The problem
Work out the number of lines containing "Qualität". Give that number alone.

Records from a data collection
====
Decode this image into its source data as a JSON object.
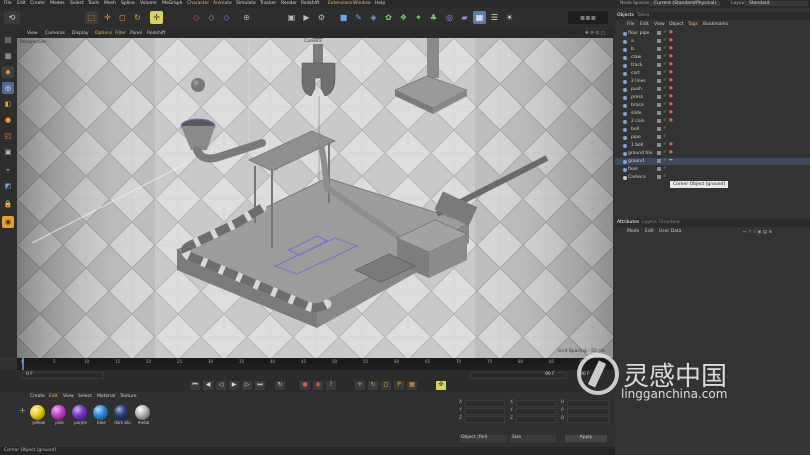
{
  "menu": {
    "items": [
      "File",
      "Edit",
      "Create",
      "Modes",
      "Select",
      "Tools",
      "Mesh",
      "Spline",
      "Volume",
      "MoGraph",
      "Character",
      "Animate",
      "Simulate",
      "Tracker",
      "Render",
      "Redshift",
      "Extensions",
      "Window",
      "Help"
    ],
    "node_space_label": "Node Spaces:",
    "node_space_value": "Current (Standard/Physical)",
    "layout_label": "Layout:",
    "layout_value": "Standard"
  },
  "viewport": {
    "menu": [
      "View",
      "Cameras",
      "Display",
      "Options",
      "Filter",
      "Panel",
      "Redshift"
    ],
    "label": "Perspective",
    "camera_label": "Camera",
    "grid_spacing": "Grid Spacing : 50 cm"
  },
  "timeline": {
    "ticks": [
      "0",
      "5",
      "10",
      "15",
      "20",
      "25",
      "30",
      "35",
      "40",
      "45",
      "50",
      "55",
      "60",
      "65",
      "70",
      "75",
      "80",
      "85",
      "90"
    ],
    "start": "0 F",
    "end": "90 F",
    "end2": "90 F"
  },
  "materials": {
    "menu": [
      "Create",
      "Edit",
      "View",
      "Select",
      "Material",
      "Texture"
    ],
    "items": [
      {
        "name": "yellow",
        "color": "#e9d21e"
      },
      {
        "name": "pink",
        "color": "#c247c9"
      },
      {
        "name": "purple",
        "color": "#7a3fcf"
      },
      {
        "name": "blue",
        "color": "#2f8ee0"
      },
      {
        "name": "dark blu",
        "color": "#2a3e6e"
      },
      {
        "name": "metal",
        "color": "#b8b8b8"
      }
    ]
  },
  "coords": {
    "labels": [
      "X",
      "Y",
      "Z",
      "X",
      "Y",
      "Z",
      "H",
      "P",
      "B"
    ],
    "mode": "Object (Rel)",
    "mode2": "Size",
    "apply": "Apply"
  },
  "status": "Corner Object [ground]",
  "objects": {
    "tabs": [
      "Objects",
      "Takes"
    ],
    "menu": [
      "File",
      "Edit",
      "View",
      "Object",
      "Tags",
      "Bookmarks"
    ],
    "rows": [
      "floor pipe",
      "a",
      "b",
      "claw",
      "track",
      "cart",
      "2 lines",
      "push",
      "press",
      "brace",
      "slide",
      "2 coin",
      "bell",
      "pipe",
      "1 bell",
      "ground tile",
      "ground",
      "floor",
      "Camera"
    ],
    "tooltip": "Corner Object [ground]"
  },
  "attributes": {
    "tabs": [
      "Attributes",
      "Layers",
      "Structure"
    ],
    "menu": [
      "Mode",
      "Edit",
      "User Data"
    ]
  },
  "watermark": {
    "title": "灵感中国",
    "url": "lingganchina.com"
  }
}
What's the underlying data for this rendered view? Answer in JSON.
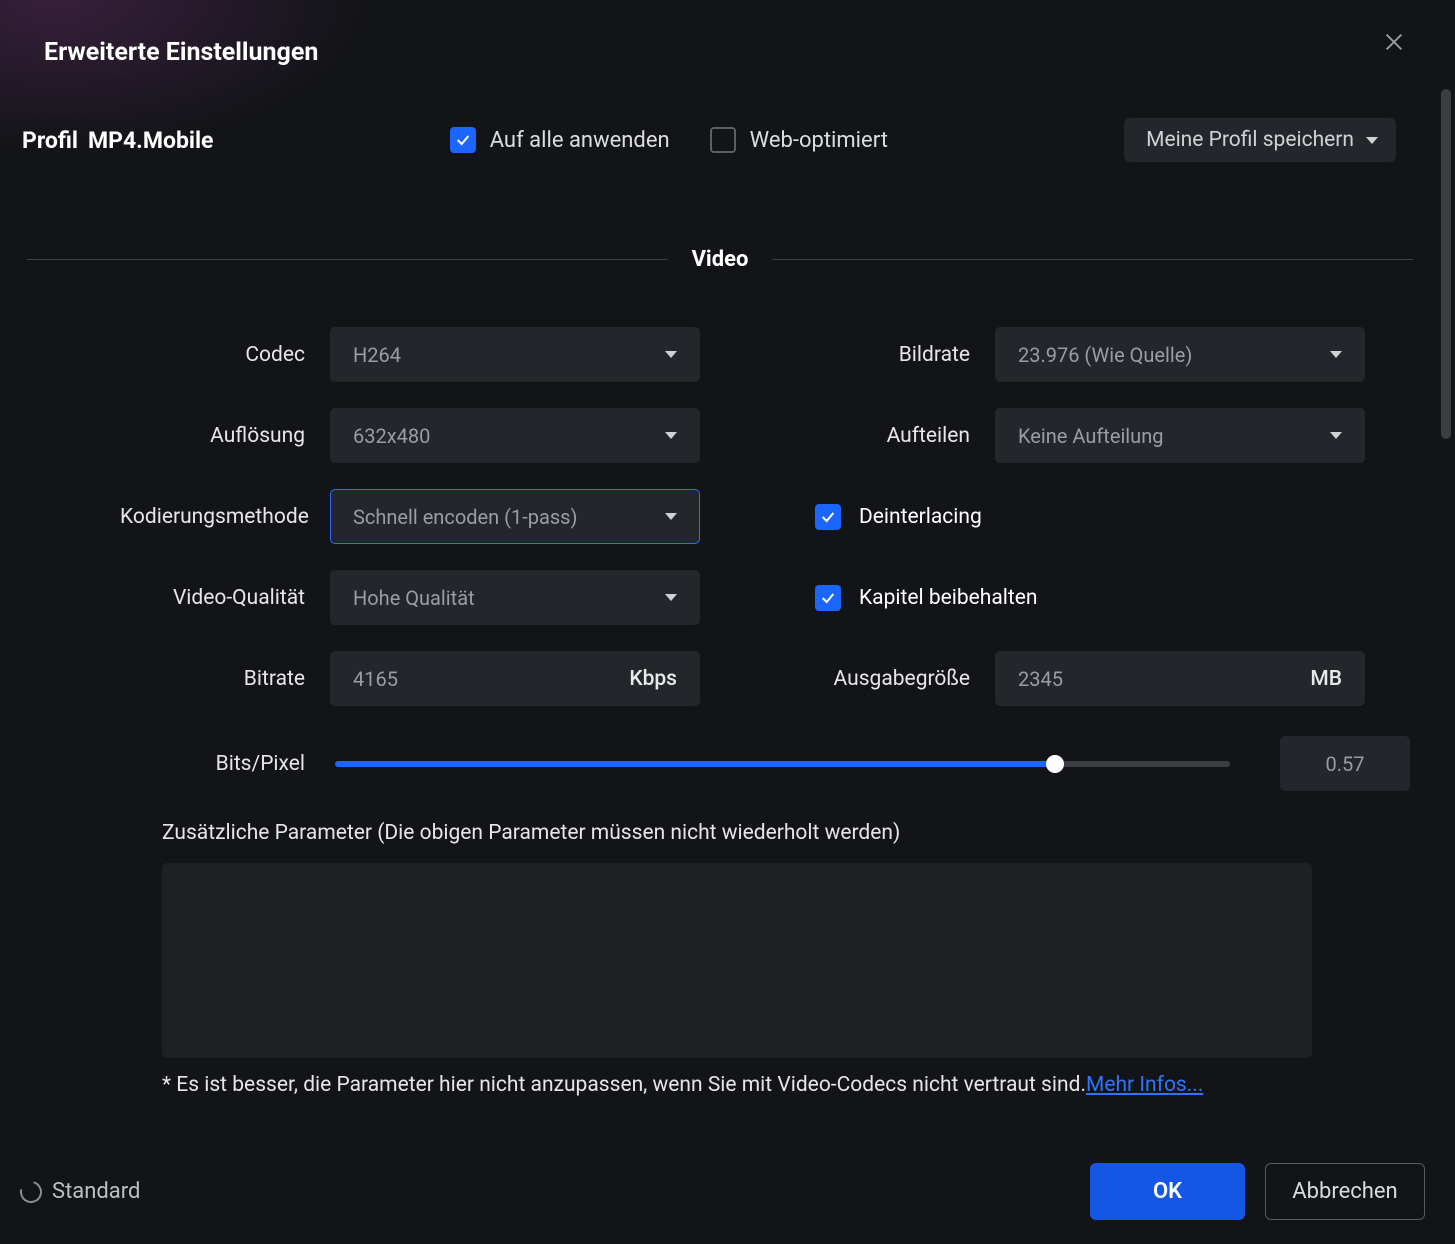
{
  "dialog": {
    "title": "Erweiterte Einstellungen"
  },
  "profile": {
    "label_prefix": "Profil",
    "name": "MP4.Mobile",
    "apply_all_label": "Auf alle anwenden",
    "apply_all_checked": true,
    "web_optimized_label": "Web-optimiert",
    "web_optimized_checked": false,
    "save_profile_label": "Meine Profil speichern"
  },
  "section": {
    "video": "Video"
  },
  "video": {
    "codec": {
      "label": "Codec",
      "value": "H264"
    },
    "framerate": {
      "label": "Bildrate",
      "value": "23.976 (Wie Quelle)"
    },
    "resolution": {
      "label": "Auflösung",
      "value": "632x480"
    },
    "split": {
      "label": "Aufteilen",
      "value": "Keine Aufteilung"
    },
    "encoding_method": {
      "label": "Kodierungsmethode",
      "value": "Schnell encoden (1-pass)"
    },
    "quality": {
      "label": "Video-Qualität",
      "value": "Hohe Qualität"
    },
    "deinterlacing": {
      "label": "Deinterlacing",
      "checked": true
    },
    "keep_chapters": {
      "label": "Kapitel beibehalten",
      "checked": true
    },
    "bitrate": {
      "label": "Bitrate",
      "value": "4165",
      "unit": "Kbps"
    },
    "output_size": {
      "label": "Ausgabegröße",
      "value": "2345",
      "unit": "MB"
    },
    "bits_per_pixel": {
      "label": "Bits/Pixel",
      "value": "0.57"
    },
    "additional_params": {
      "label": "Zusätzliche Parameter (Die obigen Parameter müssen nicht wiederholt werden)",
      "note_prefix": "* Es ist besser, die Parameter hier nicht anzupassen, wenn Sie mit Video-Codecs nicht vertraut sind.",
      "note_link": "Mehr Infos..."
    }
  },
  "footer": {
    "standard_label": "Standard",
    "ok_label": "OK",
    "cancel_label": "Abbrechen"
  }
}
====
Full response
2